Goal » Your task is to locate every line holding the string "сосуды" and to copy each of them.

(Collected data entries)
"""
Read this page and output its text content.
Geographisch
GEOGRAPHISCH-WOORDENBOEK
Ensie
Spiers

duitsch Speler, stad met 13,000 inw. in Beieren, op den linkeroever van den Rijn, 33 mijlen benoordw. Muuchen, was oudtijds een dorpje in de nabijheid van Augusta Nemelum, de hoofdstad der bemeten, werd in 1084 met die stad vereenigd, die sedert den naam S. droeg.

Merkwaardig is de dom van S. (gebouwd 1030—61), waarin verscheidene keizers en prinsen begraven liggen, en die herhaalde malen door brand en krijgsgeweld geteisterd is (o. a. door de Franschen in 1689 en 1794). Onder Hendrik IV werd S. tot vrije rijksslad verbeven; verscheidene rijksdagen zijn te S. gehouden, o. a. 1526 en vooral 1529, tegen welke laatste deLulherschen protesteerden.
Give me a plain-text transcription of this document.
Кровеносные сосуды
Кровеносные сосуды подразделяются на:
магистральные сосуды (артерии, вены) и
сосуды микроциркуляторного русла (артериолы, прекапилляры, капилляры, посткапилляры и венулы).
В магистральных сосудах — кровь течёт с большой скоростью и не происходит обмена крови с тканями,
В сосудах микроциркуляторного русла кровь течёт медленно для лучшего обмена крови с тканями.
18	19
"""
Answer to the exercise »
Кровеносные сосуды
Кровеносные сосуды подразделяются на:
магистральные сосуды (артерии, вены) и
сосуды микроциркуляторного русла (артериолы, прекапилляры, капилляры, посткапилляры и венулы).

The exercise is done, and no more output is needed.